- [ASSIGNED TASK 1]: In the text on basic Excel formulas, how does Microsoft Excel treat an entry that is not preceded by the = sign?
- [ASSIGNED TASK 2]: Continue the text on basic Excel formulas, starting after its final line.

- [TEXT SHOWN]:
Basic Excel Formulas

December 2016

Microsoft Excel gives users the flexibility to configure data and perform very basic operations, such as addition, subtraction, multiplication, or division by using shortcuts or custom formulas.

This article will introduce some of the most basic functions and formulas offered by Microsoft Excel. While seemingly simplistic, mastering the use of these formulas and functions is the foundation for all other complex functionalities available on the office software.


Basic Formulas on Microsoft Excel

It's important to note that all formulas must be preceded by the = sign. If the symbol is not found, Microsoft Excel will recognize the entry as plain text.

Addition Formula

If you'd like to find the sum of your data data in rows A1 to A10 in your spreadsheet, you may do so by using the following formula:


=SUM(A1: A10)

- [EXCERPTED RECORDS]:
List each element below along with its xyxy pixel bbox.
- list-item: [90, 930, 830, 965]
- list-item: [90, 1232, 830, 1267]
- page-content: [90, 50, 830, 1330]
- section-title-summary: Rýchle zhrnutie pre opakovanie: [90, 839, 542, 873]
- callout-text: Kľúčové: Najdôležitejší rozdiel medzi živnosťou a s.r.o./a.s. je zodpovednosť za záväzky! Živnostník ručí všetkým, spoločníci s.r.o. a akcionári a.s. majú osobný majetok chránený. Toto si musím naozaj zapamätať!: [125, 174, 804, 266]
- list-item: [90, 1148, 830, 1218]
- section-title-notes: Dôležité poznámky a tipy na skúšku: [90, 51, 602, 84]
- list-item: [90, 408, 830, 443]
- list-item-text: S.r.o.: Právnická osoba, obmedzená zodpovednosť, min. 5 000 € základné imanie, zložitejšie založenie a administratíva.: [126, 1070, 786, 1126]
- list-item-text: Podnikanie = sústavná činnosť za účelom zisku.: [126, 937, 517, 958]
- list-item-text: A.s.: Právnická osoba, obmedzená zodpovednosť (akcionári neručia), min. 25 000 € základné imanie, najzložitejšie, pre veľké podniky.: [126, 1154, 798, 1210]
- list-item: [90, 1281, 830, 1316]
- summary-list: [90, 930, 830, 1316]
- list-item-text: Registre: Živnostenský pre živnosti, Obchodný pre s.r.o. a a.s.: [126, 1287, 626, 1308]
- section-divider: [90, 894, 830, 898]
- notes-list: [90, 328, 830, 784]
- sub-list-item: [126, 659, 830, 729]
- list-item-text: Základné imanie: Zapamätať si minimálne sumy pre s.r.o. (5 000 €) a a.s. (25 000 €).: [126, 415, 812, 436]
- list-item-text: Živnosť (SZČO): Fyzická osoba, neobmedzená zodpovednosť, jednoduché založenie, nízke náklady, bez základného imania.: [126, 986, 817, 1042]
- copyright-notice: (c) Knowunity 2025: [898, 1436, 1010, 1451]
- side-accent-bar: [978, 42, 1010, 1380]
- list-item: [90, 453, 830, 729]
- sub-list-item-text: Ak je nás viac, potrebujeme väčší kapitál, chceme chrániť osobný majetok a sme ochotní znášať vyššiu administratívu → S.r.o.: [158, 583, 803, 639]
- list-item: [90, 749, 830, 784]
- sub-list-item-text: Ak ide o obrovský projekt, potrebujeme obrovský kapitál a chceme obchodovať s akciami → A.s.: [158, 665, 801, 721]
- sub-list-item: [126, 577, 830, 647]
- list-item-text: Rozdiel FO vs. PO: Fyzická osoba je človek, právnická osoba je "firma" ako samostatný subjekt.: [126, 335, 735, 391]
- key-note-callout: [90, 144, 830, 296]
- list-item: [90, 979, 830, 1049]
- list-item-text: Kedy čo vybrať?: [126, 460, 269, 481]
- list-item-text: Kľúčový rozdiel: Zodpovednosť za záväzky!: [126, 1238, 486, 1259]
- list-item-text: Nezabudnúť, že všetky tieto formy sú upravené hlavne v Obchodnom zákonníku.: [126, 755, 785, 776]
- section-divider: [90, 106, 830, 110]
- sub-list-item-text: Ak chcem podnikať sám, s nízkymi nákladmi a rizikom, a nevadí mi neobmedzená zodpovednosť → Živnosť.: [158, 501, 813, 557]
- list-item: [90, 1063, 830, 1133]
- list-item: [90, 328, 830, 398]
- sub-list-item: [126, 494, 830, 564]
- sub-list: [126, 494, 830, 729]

- [TASK RESULT 1]: It recognizes the entry as plain text.

- [TASK RESULT 2]:
If you are looking to add data in cells that are not juxtaposed, you may do so by simply typing =SUM and clicking directly on the cells you'd like to include. Make sure that the cells listed are surrounded by parenthesis (i.e. =SUM(A1, A3; C4)).

Average Formula

If you'd like to find the average of your data in rows A1 to A10 in your spreadsheet, you may do so by using the following formula:


=Average(A1: A10)

Maximum and Minimum Formula

These two formulas may be used to find the maximum and minimum numbers of data points located in rows A1 to A10 in your spreadsheet:


=Max(A1: A10)

=MIN(A1: A10)

The IF Function

The IF function may be used to apply a condition to your data. For example, if a manager would like to be notified when stock on a product reaches zero, he may use this function to program a custom notification to appear in an adjacent cell. This sort of formula would look like this:

IF(A1 <= 0; "to order", "in stock")

In this case, if the contents of cell A1 is less than or equal to zero, the words "to order" will appear in an adjacent cell. If the contents of cell A1 is greater than zero, the column will read "in stock."

A more general IF function would look like this:

= IF (condition; value "if true"; value "otherwise")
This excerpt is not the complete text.